* start *

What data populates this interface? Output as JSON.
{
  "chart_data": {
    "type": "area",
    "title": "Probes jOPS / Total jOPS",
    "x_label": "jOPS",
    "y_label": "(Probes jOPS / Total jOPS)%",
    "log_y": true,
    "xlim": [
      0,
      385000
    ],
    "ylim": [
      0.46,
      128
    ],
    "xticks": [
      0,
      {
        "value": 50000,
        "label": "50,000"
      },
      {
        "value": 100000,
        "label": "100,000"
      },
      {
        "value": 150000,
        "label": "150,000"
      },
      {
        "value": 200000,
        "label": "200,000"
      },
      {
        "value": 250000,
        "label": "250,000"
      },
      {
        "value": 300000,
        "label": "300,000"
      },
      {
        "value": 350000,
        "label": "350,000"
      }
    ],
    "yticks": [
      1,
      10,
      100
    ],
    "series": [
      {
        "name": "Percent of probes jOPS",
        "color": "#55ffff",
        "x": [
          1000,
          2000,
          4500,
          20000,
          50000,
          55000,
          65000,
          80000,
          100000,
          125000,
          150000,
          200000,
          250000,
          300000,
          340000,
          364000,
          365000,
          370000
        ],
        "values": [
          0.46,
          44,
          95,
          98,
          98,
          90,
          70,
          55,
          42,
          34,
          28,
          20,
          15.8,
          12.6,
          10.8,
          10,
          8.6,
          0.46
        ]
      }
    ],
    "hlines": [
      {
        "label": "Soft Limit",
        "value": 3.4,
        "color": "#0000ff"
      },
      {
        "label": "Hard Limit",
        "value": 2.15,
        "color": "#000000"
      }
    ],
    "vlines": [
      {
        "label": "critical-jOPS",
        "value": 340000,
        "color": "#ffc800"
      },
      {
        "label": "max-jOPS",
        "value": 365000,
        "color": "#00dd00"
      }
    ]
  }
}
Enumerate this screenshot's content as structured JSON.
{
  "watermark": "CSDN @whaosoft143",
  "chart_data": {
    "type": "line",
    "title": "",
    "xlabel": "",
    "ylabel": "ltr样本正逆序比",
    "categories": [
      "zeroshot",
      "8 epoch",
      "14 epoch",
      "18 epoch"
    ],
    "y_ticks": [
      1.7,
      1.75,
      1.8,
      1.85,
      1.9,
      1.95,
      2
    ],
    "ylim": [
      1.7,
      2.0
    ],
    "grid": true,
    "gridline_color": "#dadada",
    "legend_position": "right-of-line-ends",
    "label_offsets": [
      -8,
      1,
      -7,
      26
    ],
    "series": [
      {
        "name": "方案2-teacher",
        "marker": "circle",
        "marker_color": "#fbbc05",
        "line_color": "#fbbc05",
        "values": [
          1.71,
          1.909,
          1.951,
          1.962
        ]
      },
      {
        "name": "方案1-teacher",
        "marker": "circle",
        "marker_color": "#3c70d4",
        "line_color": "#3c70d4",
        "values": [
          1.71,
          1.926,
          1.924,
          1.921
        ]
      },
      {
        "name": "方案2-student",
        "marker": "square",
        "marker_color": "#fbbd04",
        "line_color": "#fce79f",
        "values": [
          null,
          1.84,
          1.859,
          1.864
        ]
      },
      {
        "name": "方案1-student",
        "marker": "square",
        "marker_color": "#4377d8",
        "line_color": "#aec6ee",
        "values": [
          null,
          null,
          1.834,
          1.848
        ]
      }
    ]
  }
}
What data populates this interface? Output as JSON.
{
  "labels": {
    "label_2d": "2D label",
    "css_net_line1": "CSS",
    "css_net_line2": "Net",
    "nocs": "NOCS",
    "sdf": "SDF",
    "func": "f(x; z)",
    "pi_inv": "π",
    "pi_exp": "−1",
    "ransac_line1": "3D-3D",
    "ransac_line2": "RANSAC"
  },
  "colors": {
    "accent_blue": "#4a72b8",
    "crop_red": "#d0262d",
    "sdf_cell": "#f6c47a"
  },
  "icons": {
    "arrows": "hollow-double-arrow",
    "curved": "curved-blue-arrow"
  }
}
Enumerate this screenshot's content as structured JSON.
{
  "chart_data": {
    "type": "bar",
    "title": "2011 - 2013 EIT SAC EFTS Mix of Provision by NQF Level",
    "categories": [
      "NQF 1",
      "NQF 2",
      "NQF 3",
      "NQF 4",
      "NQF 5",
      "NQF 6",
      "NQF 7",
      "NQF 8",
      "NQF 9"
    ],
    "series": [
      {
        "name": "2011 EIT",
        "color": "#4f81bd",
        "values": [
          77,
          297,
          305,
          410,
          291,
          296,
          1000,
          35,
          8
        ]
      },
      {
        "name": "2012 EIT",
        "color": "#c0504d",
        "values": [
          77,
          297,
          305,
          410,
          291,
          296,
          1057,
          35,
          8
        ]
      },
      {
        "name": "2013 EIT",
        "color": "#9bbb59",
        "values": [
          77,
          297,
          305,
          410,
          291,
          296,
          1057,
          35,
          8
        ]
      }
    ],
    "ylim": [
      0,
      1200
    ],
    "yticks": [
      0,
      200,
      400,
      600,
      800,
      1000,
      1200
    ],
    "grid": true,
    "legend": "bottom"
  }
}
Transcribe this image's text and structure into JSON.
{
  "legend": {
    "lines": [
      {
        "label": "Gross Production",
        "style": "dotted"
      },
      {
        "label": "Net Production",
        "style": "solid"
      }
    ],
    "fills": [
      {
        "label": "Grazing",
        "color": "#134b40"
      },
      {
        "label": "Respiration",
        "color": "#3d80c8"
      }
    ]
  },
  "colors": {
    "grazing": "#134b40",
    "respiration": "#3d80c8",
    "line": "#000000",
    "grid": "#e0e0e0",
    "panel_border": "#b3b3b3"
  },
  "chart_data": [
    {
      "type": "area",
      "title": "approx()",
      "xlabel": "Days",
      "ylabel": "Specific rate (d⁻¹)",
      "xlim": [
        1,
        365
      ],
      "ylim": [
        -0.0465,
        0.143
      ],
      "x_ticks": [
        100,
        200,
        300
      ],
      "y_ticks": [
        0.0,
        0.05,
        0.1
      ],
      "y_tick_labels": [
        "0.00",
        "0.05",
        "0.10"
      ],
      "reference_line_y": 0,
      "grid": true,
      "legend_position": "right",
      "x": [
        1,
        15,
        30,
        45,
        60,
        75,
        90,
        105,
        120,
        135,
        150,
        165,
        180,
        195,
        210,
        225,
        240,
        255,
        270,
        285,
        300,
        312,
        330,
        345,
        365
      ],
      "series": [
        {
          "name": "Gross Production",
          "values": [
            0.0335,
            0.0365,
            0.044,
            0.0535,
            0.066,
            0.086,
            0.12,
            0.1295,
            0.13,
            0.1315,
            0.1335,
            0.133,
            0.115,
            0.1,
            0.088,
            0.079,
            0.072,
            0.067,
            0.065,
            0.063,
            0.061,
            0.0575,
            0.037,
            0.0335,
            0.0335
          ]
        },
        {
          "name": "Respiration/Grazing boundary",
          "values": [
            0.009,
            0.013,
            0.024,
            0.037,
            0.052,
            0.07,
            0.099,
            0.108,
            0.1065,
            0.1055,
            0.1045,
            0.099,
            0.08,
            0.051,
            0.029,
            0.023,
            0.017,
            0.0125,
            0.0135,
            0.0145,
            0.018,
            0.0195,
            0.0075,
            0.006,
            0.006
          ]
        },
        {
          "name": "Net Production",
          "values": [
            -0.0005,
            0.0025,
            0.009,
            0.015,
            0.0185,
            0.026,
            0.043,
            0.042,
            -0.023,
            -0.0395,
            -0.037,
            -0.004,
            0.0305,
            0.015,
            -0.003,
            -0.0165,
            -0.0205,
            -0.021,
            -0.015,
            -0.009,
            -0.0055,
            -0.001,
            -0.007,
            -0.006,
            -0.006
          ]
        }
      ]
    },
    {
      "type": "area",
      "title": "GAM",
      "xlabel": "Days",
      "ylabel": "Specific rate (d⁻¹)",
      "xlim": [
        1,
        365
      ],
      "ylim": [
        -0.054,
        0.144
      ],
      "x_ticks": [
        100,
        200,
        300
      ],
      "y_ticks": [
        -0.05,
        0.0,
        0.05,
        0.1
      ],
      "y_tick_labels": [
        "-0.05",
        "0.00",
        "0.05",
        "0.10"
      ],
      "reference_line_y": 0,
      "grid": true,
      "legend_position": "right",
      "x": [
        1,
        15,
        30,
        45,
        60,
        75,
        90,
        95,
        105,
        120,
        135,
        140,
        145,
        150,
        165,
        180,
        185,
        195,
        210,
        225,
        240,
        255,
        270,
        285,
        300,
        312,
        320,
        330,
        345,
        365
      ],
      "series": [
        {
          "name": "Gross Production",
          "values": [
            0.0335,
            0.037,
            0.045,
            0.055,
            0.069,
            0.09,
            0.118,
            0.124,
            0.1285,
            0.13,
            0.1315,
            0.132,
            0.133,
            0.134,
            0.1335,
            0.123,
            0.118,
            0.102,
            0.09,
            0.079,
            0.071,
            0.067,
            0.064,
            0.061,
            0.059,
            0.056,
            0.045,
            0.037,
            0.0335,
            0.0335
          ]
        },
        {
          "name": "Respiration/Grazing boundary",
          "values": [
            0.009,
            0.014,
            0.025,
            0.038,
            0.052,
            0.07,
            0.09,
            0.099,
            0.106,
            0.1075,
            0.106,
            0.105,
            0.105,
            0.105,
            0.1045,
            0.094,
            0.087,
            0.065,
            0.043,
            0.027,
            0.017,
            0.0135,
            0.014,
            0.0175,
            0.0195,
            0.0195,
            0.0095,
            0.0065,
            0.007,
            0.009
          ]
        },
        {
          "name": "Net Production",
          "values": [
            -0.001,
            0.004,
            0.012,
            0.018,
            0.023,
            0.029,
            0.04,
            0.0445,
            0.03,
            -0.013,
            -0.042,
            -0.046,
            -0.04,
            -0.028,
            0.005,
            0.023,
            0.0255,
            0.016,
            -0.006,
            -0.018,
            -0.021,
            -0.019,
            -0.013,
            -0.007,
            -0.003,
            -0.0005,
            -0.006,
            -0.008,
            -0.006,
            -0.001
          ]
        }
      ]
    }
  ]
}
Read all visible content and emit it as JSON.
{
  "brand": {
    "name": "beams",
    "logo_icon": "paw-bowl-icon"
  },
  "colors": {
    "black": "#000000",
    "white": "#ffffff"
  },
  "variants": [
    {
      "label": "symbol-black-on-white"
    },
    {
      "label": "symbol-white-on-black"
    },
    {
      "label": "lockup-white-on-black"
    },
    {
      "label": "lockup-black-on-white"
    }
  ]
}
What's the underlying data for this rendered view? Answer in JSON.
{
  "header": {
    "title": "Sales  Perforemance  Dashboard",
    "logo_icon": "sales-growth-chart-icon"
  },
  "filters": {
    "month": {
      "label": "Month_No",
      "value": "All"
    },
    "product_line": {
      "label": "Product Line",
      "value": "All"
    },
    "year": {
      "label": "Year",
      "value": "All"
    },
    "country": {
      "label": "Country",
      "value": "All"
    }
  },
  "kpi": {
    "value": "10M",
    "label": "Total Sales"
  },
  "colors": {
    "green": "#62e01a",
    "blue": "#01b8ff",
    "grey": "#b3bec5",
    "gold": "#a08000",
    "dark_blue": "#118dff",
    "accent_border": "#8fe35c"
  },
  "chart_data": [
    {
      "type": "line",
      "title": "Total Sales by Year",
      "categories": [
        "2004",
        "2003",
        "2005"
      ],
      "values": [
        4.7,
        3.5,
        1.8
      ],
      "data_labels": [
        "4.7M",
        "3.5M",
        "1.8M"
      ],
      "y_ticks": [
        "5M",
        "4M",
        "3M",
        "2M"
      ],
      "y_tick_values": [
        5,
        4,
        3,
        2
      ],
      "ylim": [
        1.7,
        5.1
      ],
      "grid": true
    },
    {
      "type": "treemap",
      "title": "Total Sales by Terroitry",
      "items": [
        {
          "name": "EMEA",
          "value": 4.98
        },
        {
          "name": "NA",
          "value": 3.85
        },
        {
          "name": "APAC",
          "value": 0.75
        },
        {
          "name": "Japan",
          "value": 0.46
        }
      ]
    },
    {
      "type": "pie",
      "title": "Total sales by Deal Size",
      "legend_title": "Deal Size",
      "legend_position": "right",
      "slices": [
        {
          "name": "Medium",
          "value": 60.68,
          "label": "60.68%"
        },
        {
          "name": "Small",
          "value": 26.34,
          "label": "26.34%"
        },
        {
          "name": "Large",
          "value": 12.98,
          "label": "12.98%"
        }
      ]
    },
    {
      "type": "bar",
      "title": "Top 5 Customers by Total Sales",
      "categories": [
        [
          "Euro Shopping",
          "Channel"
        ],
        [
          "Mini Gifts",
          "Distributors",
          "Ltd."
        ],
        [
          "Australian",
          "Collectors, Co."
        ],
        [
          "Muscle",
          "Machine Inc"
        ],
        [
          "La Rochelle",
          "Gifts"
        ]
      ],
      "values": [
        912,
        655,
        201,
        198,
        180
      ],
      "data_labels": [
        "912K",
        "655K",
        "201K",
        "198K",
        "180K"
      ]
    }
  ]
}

* end *

● **Job**
Every line in the data above that contains "lockup" needs to be copied.

● **Complete answer**
      "label": "lockup-white-on-black"
      "label": "lockup-black-on-white"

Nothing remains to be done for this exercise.